# Instructions to follow
Below are the records; reproduce all of them exactly but without any images.

# Record list
┄┄┄┄┄┄┄┄┄┄
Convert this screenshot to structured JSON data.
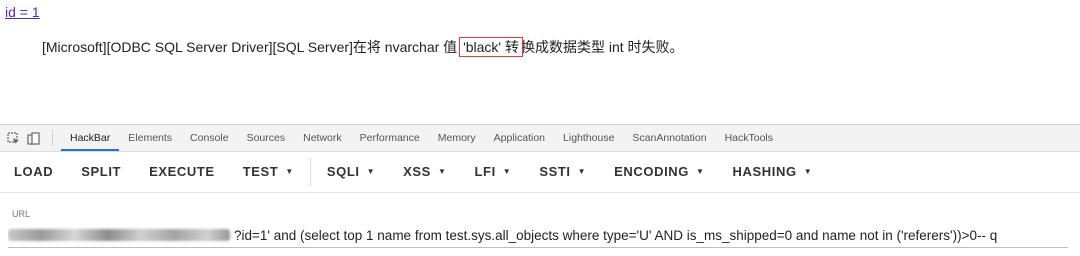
{
  "page": {
    "link_text": "id = 1",
    "error_prefix": "[Microsoft][ODBC SQL Server Driver][SQL Server]在将 nvarchar 值 ",
    "error_highlight": "'black' 转",
    "error_suffix": "换成数据类型 int 时失败。"
  },
  "devtools": {
    "tabs": [
      "HackBar",
      "Elements",
      "Console",
      "Sources",
      "Network",
      "Performance",
      "Memory",
      "Application",
      "Lighthouse",
      "ScanAnnotation",
      "HackTools"
    ],
    "active_tab": "HackBar",
    "icons": [
      "inspect-element-icon",
      "device-toolbar-icon"
    ]
  },
  "hackbar": {
    "buttons": [
      {
        "label": "LOAD",
        "dropdown": false
      },
      {
        "label": "SPLIT",
        "dropdown": false
      },
      {
        "label": "EXECUTE",
        "dropdown": false
      },
      {
        "label": "TEST",
        "dropdown": true
      },
      {
        "label": "SQLI",
        "dropdown": true
      },
      {
        "label": "XSS",
        "dropdown": true
      },
      {
        "label": "LFI",
        "dropdown": true
      },
      {
        "label": "SSTI",
        "dropdown": true
      },
      {
        "label": "ENCODING",
        "dropdown": true
      },
      {
        "label": "HASHING",
        "dropdown": true
      }
    ],
    "url_label": "URL",
    "url_value": "?id=1' and (select top 1 name from test.sys.all_objects where type='U' AND is_ms_shipped=0 and name not in ('referers'))>0-- q"
  },
  "colors": {
    "link": "#5a2ca0",
    "highlight_box": "#e53935",
    "active_tab_underline": "#1a73e8"
  }
}
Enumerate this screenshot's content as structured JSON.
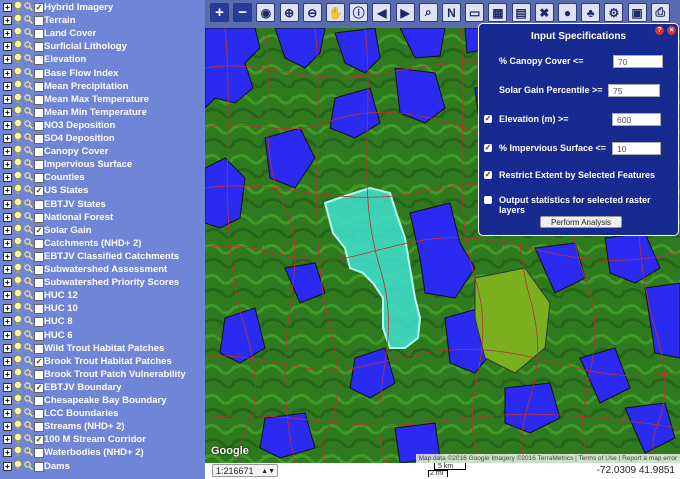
{
  "sidebar": {
    "layers": [
      {
        "label": "Hybrid Imagery",
        "checked": true
      },
      {
        "label": "Terrain",
        "checked": false
      },
      {
        "label": "Land Cover",
        "checked": false
      },
      {
        "label": "Surficial Lithology",
        "checked": false
      },
      {
        "label": "Elevation",
        "checked": false
      },
      {
        "label": "Base Flow Index",
        "checked": false
      },
      {
        "label": "Mean Precipitation",
        "checked": false
      },
      {
        "label": "Mean Max Temperature",
        "checked": false
      },
      {
        "label": "Mean Min Temperature",
        "checked": false
      },
      {
        "label": "NO3 Deposition",
        "checked": false
      },
      {
        "label": "SO4 Deposition",
        "checked": false
      },
      {
        "label": "Canopy Cover",
        "checked": false
      },
      {
        "label": "Impervious Surface",
        "checked": false
      },
      {
        "label": "Counties",
        "checked": false
      },
      {
        "label": "US States",
        "checked": true
      },
      {
        "label": "EBTJV States",
        "checked": false
      },
      {
        "label": "National Forest",
        "checked": false
      },
      {
        "label": "Solar Gain",
        "checked": true
      },
      {
        "label": "Catchments (NHD+ 2)",
        "checked": false
      },
      {
        "label": "EBTJV Classified Catchments",
        "checked": false
      },
      {
        "label": "Subwatershed Assessment",
        "checked": false
      },
      {
        "label": "Subwatershed Priority Scores",
        "checked": false
      },
      {
        "label": "HUC 12",
        "checked": false
      },
      {
        "label": "HUC 10",
        "checked": false
      },
      {
        "label": "HUC 8",
        "checked": false
      },
      {
        "label": "HUC 6",
        "checked": false
      },
      {
        "label": "Wild Trout Habitat Patches",
        "checked": false
      },
      {
        "label": "Brook Trout Habitat Patches",
        "checked": true
      },
      {
        "label": "Brook Trout Patch Vulnerability",
        "checked": false
      },
      {
        "label": "EBTJV Boundary",
        "checked": true
      },
      {
        "label": "Chesapeake Bay Boundary",
        "checked": false
      },
      {
        "label": "LCC Boundaries",
        "checked": false
      },
      {
        "label": "Streams (NHD+ 2)",
        "checked": false
      },
      {
        "label": "100 M Stream Corridor",
        "checked": true
      },
      {
        "label": "Waterbodies (NHD+ 2)",
        "checked": false
      },
      {
        "label": "Dams",
        "checked": false
      }
    ]
  },
  "toolbar": {
    "tools": [
      "zoom-in-icon",
      "zoom-out-icon",
      "full-extent-icon",
      "zoom-box-in-icon",
      "zoom-box-out-icon",
      "pan-hand-icon",
      "identify-icon",
      "previous-extent-icon",
      "next-extent-icon",
      "find-icon",
      "north-arrow-icon",
      "measure-icon",
      "select-features-icon",
      "legend-icon",
      "clear-selection-icon",
      "analysis-icon",
      "tree-icon",
      "settings-icon",
      "bookmark-icon",
      "print-icon"
    ]
  },
  "dialog": {
    "title": "Input Specifications",
    "help": "?",
    "close": "×",
    "canopy_label": "% Canopy Cover <=",
    "canopy_value": "70",
    "solar_label": "Solar Gain Percentile >=",
    "solar_value": "75",
    "elevation_label": "Elevation (m) >=",
    "elevation_value": "600",
    "elevation_checked": true,
    "impervious_label": "% Impervious Surface <=",
    "impervious_value": "10",
    "impervious_checked": true,
    "restrict_label": "Restrict Extent by Selected Features",
    "restrict_checked": true,
    "stats_label": "Output statistics for selected raster layers",
    "stats_checked": false,
    "perform_label": "Perform Analysis"
  },
  "status": {
    "scale": "1:216671",
    "coords": "-72.0309 41.9851",
    "scalebar_km": "5 km",
    "scalebar_mi": "2 mi"
  },
  "map": {
    "attribution": "Map data ©2016 Google Imagery ©2016 TerraMetrics  |  Terms of Use  |  Report a map error",
    "google_logo": "Google",
    "colors": {
      "base_green": "#2f7a1e",
      "solar_blue": "#2a2af0",
      "selected_cyan": "#40e0d0",
      "boundary_red": "#c03030",
      "light_patch": "#7ab020"
    }
  }
}
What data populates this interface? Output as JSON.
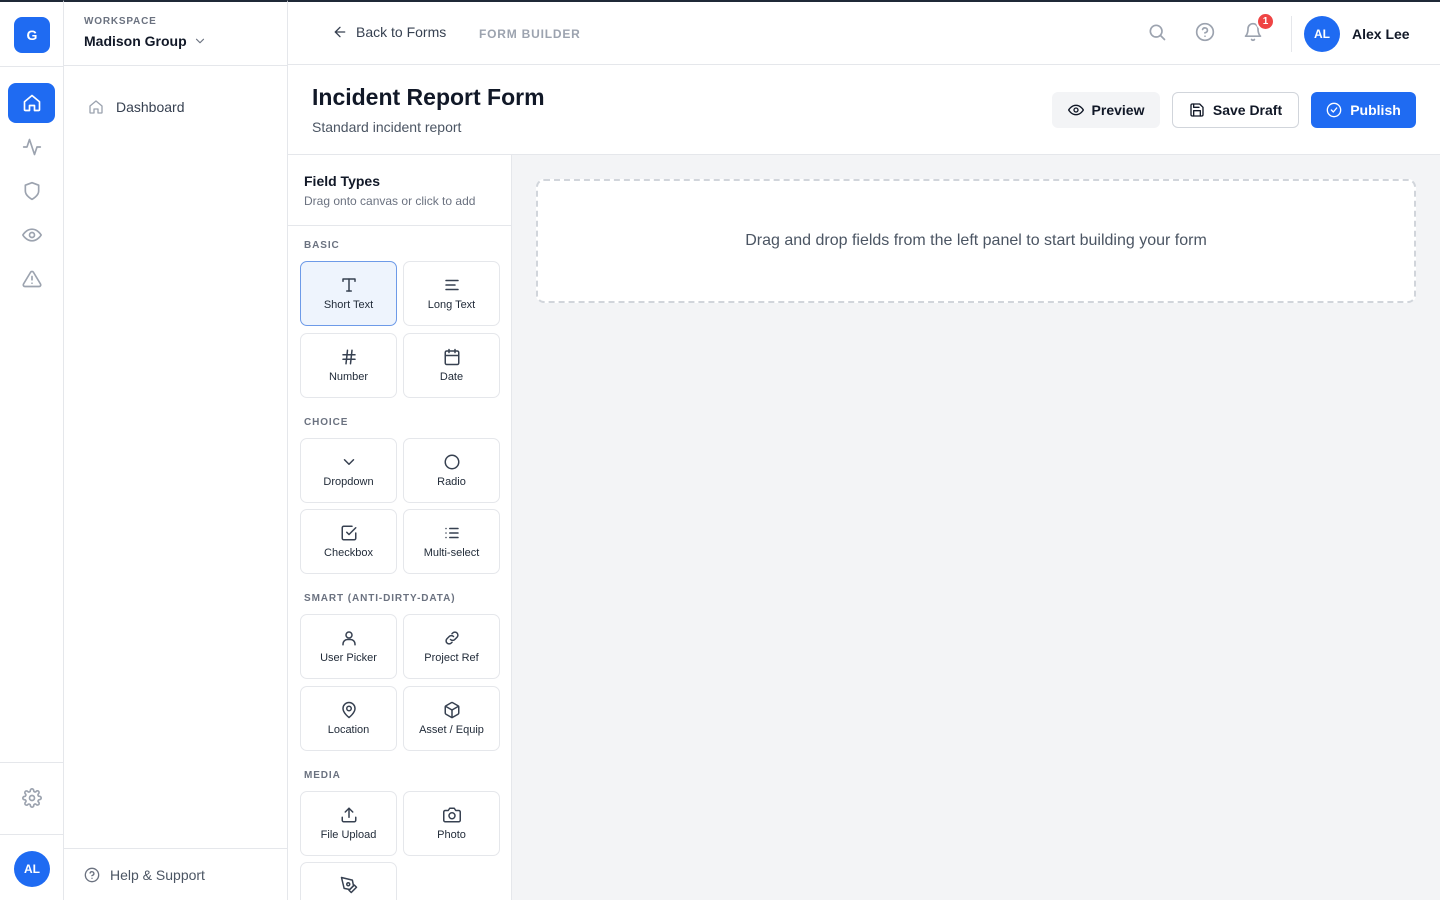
┄┄┄┄┄┄┄┄┄┄
# The answer
Convert this screenshot to structured JSON data.
{
  "page": {
    "link_text": "id = 1",
    "error_prefix": "[Microsoft][ODBC SQL Server Driver][SQL Server]在将 nvarchar 值 ",
    "error_highlight": "'black' 转",
    "error_suffix": "换成数据类型 int 时失败。"
  },
  "devtools": {
    "tabs": [
      "HackBar",
      "Elements",
      "Console",
      "Sources",
      "Network",
      "Performance",
      "Memory",
      "Application",
      "Lighthouse",
      "ScanAnnotation",
      "HackTools"
    ],
    "active_tab": "HackBar",
    "icons": [
      "inspect-element-icon",
      "device-toolbar-icon"
    ]
  },
  "hackbar": {
    "buttons": [
      {
        "label": "LOAD",
        "dropdown": false
      },
      {
        "label": "SPLIT",
        "dropdown": false
      },
      {
        "label": "EXECUTE",
        "dropdown": false
      },
      {
        "label": "TEST",
        "dropdown": true
      },
      {
        "label": "SQLI",
        "dropdown": true
      },
      {
        "label": "XSS",
        "dropdown": true
      },
      {
        "label": "LFI",
        "dropdown": true
      },
      {
        "label": "SSTI",
        "dropdown": true
      },
      {
        "label": "ENCODING",
        "dropdown": true
      },
      {
        "label": "HASHING",
        "dropdown": true
      }
    ],
    "url_label": "URL",
    "url_value": "?id=1' and (select top 1 name from test.sys.all_objects where type='U' AND is_ms_shipped=0 and name not in ('referers'))>0-- q"
  },
  "colors": {
    "link": "#5a2ca0",
    "highlight_box": "#e53935",
    "active_tab_underline": "#1a73e8"
  }
}
Enumerate this screenshot's content as structured JSON.
{
  "sidebar": {
    "layers": [
      {
        "label": "Hybrid Imagery",
        "checked": true
      },
      {
        "label": "Terrain",
        "checked": false
      },
      {
        "label": "Land Cover",
        "checked": false
      },
      {
        "label": "Surficial Lithology",
        "checked": false
      },
      {
        "label": "Elevation",
        "checked": false
      },
      {
        "label": "Base Flow Index",
        "checked": false
      },
      {
        "label": "Mean Precipitation",
        "checked": false
      },
      {
        "label": "Mean Max Temperature",
        "checked": false
      },
      {
        "label": "Mean Min Temperature",
        "checked": false
      },
      {
        "label": "NO3 Deposition",
        "checked": false
      },
      {
        "label": "SO4 Deposition",
        "checked": false
      },
      {
        "label": "Canopy Cover",
        "checked": false
      },
      {
        "label": "Impervious Surface",
        "checked": false
      },
      {
        "label": "Counties",
        "checked": false
      },
      {
        "label": "US States",
        "checked": true
      },
      {
        "label": "EBTJV States",
        "checked": false
      },
      {
        "label": "National Forest",
        "checked": false
      },
      {
        "label": "Solar Gain",
        "checked": true
      },
      {
        "label": "Catchments (NHD+ 2)",
        "checked": false
      },
      {
        "label": "EBTJV Classified Catchments",
        "checked": false
      },
      {
        "label": "Subwatershed Assessment",
        "checked": false
      },
      {
        "label": "Subwatershed Priority Scores",
        "checked": false
      },
      {
        "label": "HUC 12",
        "checked": false
      },
      {
        "label": "HUC 10",
        "checked": false
      },
      {
        "label": "HUC 8",
        "checked": false
      },
      {
        "label": "HUC 6",
        "checked": false
      },
      {
        "label": "Wild Trout Habitat Patches",
        "checked": false
      },
      {
        "label": "Brook Trout Habitat Patches",
        "checked": true
      },
      {
        "label": "Brook Trout Patch Vulnerability",
        "checked": false
      },
      {
        "label": "EBTJV Boundary",
        "checked": true
      },
      {
        "label": "Chesapeake Bay Boundary",
        "checked": false
      },
      {
        "label": "LCC Boundaries",
        "checked": false
      },
      {
        "label": "Streams (NHD+ 2)",
        "checked": false
      },
      {
        "label": "100 M Stream Corridor",
        "checked": true
      },
      {
        "label": "Waterbodies (NHD+ 2)",
        "checked": false
      },
      {
        "label": "Dams",
        "checked": false
      }
    ]
  },
  "toolbar": {
    "tools": [
      "zoom-in-icon",
      "zoom-out-icon",
      "full-extent-icon",
      "zoom-box-in-icon",
      "zoom-box-out-icon",
      "pan-hand-icon",
      "identify-icon",
      "previous-extent-icon",
      "next-extent-icon",
      "find-icon",
      "north-arrow-icon",
      "measure-icon",
      "select-features-icon",
      "legend-icon",
      "clear-selection-icon",
      "analysis-icon",
      "tree-icon",
      "settings-icon",
      "bookmark-icon",
      "print-icon"
    ]
  },
  "dialog": {
    "title": "Input Specifications",
    "help": "?",
    "close": "×",
    "canopy_label": "% Canopy Cover <=",
    "canopy_value": "70",
    "solar_label": "Solar Gain Percentile >=",
    "solar_value": "75",
    "elevation_label": "Elevation (m) >=",
    "elevation_value": "600",
    "elevation_checked": true,
    "impervious_label": "% Impervious Surface <=",
    "impervious_value": "10",
    "impervious_checked": true,
    "restrict_label": "Restrict Extent by Selected Features",
    "restrict_checked": true,
    "stats_label": "Output statistics for selected raster layers",
    "stats_checked": false,
    "perform_label": "Perform Analysis"
  },
  "status": {
    "scale": "1:216671",
    "coords": "-72.0309 41.9851",
    "scalebar_km": "5 km",
    "scalebar_mi": "2 mi"
  },
  "map": {
    "attribution": "Map data ©2016 Google Imagery ©2016 TerraMetrics  |  Terms of Use  |  Report a map error",
    "google_logo": "Google",
    "colors": {
      "base_green": "#2f7a1e",
      "solar_blue": "#2a2af0",
      "selected_cyan": "#40e0d0",
      "boundary_red": "#c03030",
      "light_patch": "#7ab020"
    }
  }
}
What data populates this interface? Output as JSON.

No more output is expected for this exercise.